§ Exercise aim
Pick out the lines in the listing below that contain the word "través" and copy them.

§ Stored records
········

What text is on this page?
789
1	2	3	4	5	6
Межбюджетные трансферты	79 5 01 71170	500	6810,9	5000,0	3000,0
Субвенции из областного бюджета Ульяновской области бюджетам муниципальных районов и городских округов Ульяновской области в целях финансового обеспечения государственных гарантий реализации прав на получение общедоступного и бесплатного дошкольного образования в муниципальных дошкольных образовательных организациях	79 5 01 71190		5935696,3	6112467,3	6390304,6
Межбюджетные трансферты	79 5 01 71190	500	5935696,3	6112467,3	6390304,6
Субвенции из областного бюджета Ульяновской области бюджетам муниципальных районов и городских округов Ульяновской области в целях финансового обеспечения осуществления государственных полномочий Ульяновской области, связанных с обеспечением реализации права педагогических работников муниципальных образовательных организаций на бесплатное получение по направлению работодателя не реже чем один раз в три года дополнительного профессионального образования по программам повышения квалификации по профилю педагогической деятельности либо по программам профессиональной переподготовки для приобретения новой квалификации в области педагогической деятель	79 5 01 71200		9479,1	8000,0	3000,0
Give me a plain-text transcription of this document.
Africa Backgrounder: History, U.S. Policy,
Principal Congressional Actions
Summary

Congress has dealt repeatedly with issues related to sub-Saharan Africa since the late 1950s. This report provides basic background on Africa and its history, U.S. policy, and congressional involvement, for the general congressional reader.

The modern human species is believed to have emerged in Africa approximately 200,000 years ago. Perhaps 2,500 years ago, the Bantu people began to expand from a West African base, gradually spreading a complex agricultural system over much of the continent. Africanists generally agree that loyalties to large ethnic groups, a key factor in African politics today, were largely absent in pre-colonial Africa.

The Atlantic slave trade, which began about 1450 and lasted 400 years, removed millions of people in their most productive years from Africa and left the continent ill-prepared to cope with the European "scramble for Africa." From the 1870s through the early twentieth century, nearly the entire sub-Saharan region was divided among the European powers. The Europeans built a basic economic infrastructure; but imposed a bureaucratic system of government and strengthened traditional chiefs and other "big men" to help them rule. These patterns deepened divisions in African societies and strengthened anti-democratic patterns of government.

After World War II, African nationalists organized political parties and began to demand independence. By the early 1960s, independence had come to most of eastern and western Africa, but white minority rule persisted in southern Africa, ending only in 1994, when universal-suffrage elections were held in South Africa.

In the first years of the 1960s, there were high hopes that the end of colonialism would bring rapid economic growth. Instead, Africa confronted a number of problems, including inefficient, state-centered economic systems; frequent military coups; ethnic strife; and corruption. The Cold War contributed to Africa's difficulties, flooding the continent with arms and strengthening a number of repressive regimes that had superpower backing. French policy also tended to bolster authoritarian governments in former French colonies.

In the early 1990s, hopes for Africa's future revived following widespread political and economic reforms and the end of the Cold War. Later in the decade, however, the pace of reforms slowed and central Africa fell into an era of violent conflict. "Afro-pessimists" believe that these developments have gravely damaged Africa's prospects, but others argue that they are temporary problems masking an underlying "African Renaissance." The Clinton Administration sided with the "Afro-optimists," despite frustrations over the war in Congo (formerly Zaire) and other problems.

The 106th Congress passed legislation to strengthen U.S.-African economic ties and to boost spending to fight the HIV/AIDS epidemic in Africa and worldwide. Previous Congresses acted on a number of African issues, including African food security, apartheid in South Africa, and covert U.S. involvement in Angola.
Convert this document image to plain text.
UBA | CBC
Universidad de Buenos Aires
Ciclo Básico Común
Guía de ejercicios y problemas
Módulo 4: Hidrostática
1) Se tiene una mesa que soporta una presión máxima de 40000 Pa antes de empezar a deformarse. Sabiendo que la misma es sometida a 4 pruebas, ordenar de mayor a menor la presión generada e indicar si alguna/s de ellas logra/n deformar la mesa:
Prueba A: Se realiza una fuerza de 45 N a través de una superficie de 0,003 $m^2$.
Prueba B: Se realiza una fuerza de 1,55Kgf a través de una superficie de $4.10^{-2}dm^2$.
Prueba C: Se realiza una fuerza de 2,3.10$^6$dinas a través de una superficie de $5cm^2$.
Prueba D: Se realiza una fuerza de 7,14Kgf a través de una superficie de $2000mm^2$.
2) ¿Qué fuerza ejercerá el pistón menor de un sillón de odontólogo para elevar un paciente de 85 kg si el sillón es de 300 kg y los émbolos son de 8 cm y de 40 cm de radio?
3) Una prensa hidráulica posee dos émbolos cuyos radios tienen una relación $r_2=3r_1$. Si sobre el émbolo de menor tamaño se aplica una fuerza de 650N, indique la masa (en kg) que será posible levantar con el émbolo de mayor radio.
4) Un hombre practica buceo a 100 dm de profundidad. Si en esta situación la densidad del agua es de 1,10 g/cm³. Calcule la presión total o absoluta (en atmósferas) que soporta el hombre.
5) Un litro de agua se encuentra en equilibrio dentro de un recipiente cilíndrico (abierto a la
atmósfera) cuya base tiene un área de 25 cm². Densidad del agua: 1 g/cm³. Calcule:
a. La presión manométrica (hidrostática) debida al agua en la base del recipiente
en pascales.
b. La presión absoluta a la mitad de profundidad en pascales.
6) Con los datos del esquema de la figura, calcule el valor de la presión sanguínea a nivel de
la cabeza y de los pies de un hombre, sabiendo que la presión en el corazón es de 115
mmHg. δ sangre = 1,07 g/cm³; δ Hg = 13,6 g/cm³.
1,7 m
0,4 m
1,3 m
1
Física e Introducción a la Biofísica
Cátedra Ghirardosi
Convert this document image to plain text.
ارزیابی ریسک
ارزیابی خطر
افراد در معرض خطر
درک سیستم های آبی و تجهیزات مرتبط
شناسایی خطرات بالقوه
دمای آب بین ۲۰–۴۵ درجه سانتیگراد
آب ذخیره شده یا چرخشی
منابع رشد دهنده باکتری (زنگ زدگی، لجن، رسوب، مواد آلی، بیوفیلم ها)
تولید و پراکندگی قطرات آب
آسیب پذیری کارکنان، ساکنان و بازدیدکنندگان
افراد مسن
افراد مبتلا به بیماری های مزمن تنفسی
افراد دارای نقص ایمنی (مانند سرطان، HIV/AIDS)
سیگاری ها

········

§ The solution
Prueba A: Se realiza una fuerza de 45 N a través de una superficie de 0,003 $m^2$.
Prueba B: Se realiza una fuerza de 1,55Kgf a través de una superficie de $4.10^{-2}dm^2$.
Prueba C: Se realiza una fuerza de 2,3.10$^6$dinas a través de una superficie de $5cm^2$.
Prueba D: Se realiza una fuerza de 7,14Kgf a través de una superficie de $2000mm^2$.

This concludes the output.